— START —

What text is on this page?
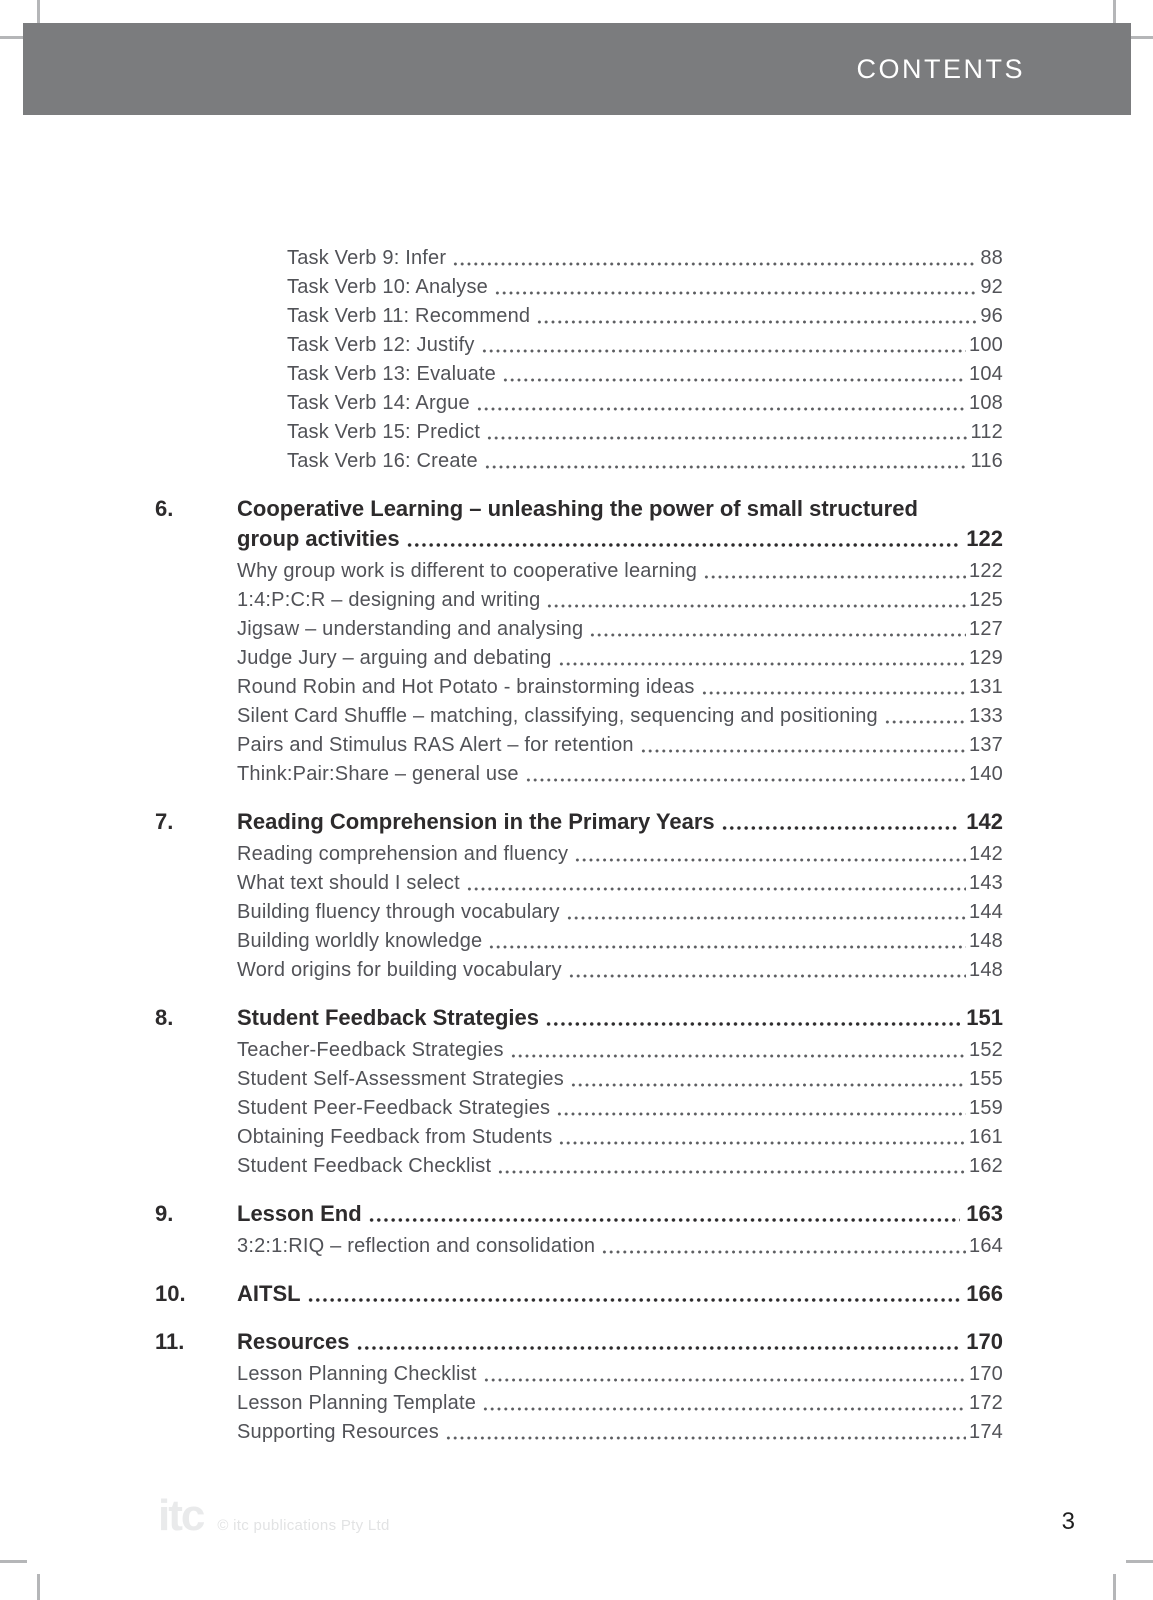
CONTENTS
Task Verb 9: Infer	88
Task Verb 10: Analyse	92
Task Verb 11: Recommend	96
Task Verb 12: Justify	100
Task Verb 13: Evaluate	104
Task Verb 14: Argue	108
Task Verb 15: Predict	112
Task Verb 16: Create	116
6.	Cooperative Learning – unleashing the power of small structured
group activities	122
Why group work is different to cooperative learning	122
1:4:P:C:R – designing and writing	125
Jigsaw – understanding and analysing	127
Judge Jury – arguing and debating	129
Round Robin and Hot Potato - brainstorming ideas	131
Silent Card Shuffle – matching, classifying, sequencing and positioning	133
Pairs and Stimulus RAS Alert – for retention	137
Think:Pair:Share – general use	140
7.	Reading Comprehension in the Primary Years	142
Reading comprehension and fluency	142
What text should I select	143
Building fluency through vocabulary	144
Building worldly knowledge	148
Word origins for building vocabulary	148
8.	Student Feedback Strategies	151
Teacher-Feedback Strategies	152
Student Self-Assessment Strategies	155
Student Peer-Feedback Strategies	159
Obtaining Feedback from Students	161
Student Feedback Checklist	162
9.	Lesson End	163
3:2:1:RIQ – reflection and consolidation	164
10.	AITSL	166
11.	Resources	170
Lesson Planning Checklist	170
Lesson Planning Template	172
Supporting Resources	174
itc © itc publications Pty Ltd	3
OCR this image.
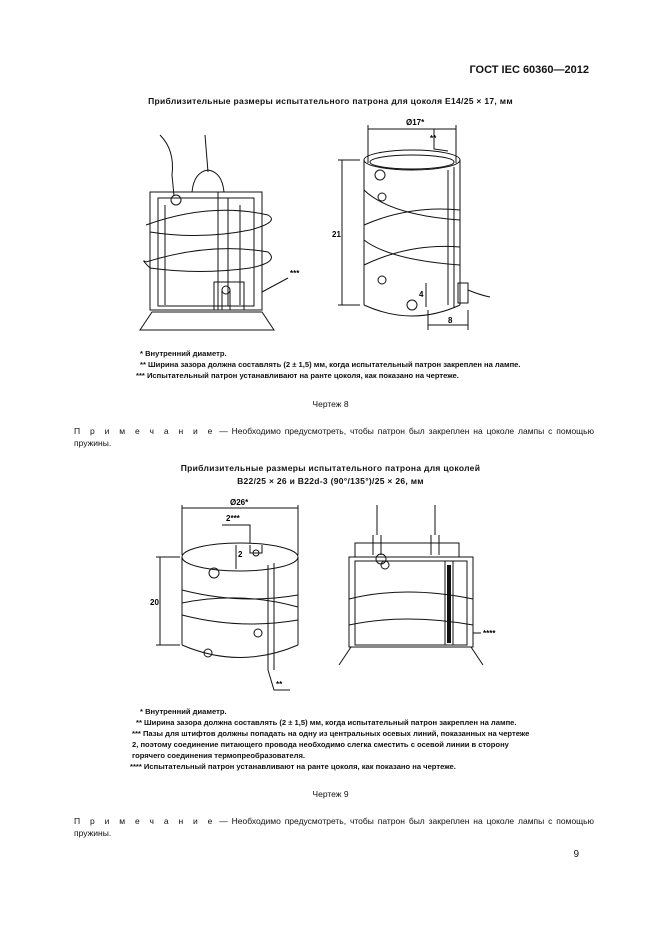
ГОСТ IEC 60360—2012
Приблизительные размеры испытательного патрона для цоколя E14/25 × 17, мм
***
Ø17*
21
**
8
4
* Внутренний диаметр.
** Ширина зазора должна составлять (2 ± 1,5) мм, когда испытательный патрон закреплен на лампе.
*** Испытательный патрон устанавливают на ранте цоколя, как показано на чертеже.
Чертеж 8
П р и м е ч а н и е — Необходимо предусмотреть, чтобы патрон был закреплен на цоколе лампы с помощью пружины.
Приблизительные размеры испытательного патрона для цоколей
B22/25 × 26 и B22d-3 (90°/135°)/25 × 26, мм
Ø26*
2***
2
20
**
****
* Внутренний диаметр.
** Ширина зазора должна составлять (2 ± 1,5) мм, когда испытательный патрон закреплен на лампе.
*** Пазы для штифтов должны попадать на одну из центральных осевых линий, показанных на чертеже 2, поэтому соединение питающего провода необходимо слегка сместить с осевой линии в сторону горячего соединения термопреобразователя.
**** Испытательный патрон устанавливают на ранте цоколя, как показано на чертеже.
Чертеж 9
П р и м е ч а н и е — Необходимо предусмотреть, чтобы патрон был закреплен на цоколе лампы с помощью пружины.
9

— END —

**INSTRUCTIONS FOR THE TASK:**
Omit the pictures. Transcribe every record exactly.

**REPLY TO THE TASK:**
What text is on this page?
CONTENTS
Task Verb 9: Infer	88
Task Verb 10: Analyse	92
Task Verb 11: Recommend	96
Task Verb 12: Justify	100
Task Verb 13: Evaluate	104
Task Verb 14: Argue	108
Task Verb 15: Predict	112
Task Verb 16: Create	116
6.	Cooperative Learning – unleashing the power of small structured
group activities	122
Why group work is different to cooperative learning	122
1:4:P:C:R – designing and writing	125
Jigsaw – understanding and analysing	127
Judge Jury – arguing and debating	129
Round Robin and Hot Potato - brainstorming ideas	131
Silent Card Shuffle – matching, classifying, sequencing and positioning	133
Pairs and Stimulus RAS Alert – for retention	137
Think:Pair:Share – general use	140
7.	Reading Comprehension in the Primary Years	142
Reading comprehension and fluency	142
What text should I select	143
Building fluency through vocabulary	144
Building worldly knowledge	148
Word origins for building vocabulary	148
8.	Student Feedback Strategies	151
Teacher-Feedback Strategies	152
Student Self-Assessment Strategies	155
Student Peer-Feedback Strategies	159
Obtaining Feedback from Students	161
Student Feedback Checklist	162
9.	Lesson End	163
3:2:1:RIQ – reflection and consolidation	164
10.	AITSL	166
11.	Resources	170
Lesson Planning Checklist	170
Lesson Planning Template	172
Supporting Resources	174
itc © itc publications Pty Ltd	3
OCR this image.
ГОСТ IEC 60360—2012
Приблизительные размеры испытательного патрона для цоколя E14/25 × 17, мм
***
Ø17*
21
**
8
4
* Внутренний диаметр.
** Ширина зазора должна составлять (2 ± 1,5) мм, когда испытательный патрон закреплен на лампе.
*** Испытательный патрон устанавливают на ранте цоколя, как показано на чертеже.
Чертеж 8
П р и м е ч а н и е — Необходимо предусмотреть, чтобы патрон был закреплен на цоколе лампы с помощью пружины.
Приблизительные размеры испытательного патрона для цоколей
B22/25 × 26 и B22d-3 (90°/135°)/25 × 26, мм
Ø26*
2***
2
20
**
****
* Внутренний диаметр.
** Ширина зазора должна составлять (2 ± 1,5) мм, когда испытательный патрон закреплен на лампе.
*** Пазы для штифтов должны попадать на одну из центральных осевых линий, показанных на чертеже 2, поэтому соединение питающего провода необходимо слегка сместить с осевой линии в сторону горячего соединения термопреобразователя.
**** Испытательный патрон устанавливают на ранте цоколя, как показано на чертеже.
Чертеж 9
П р и м е ч а н и е — Необходимо предусмотреть, чтобы патрон был закреплен на цоколе лампы с помощью пружины.
9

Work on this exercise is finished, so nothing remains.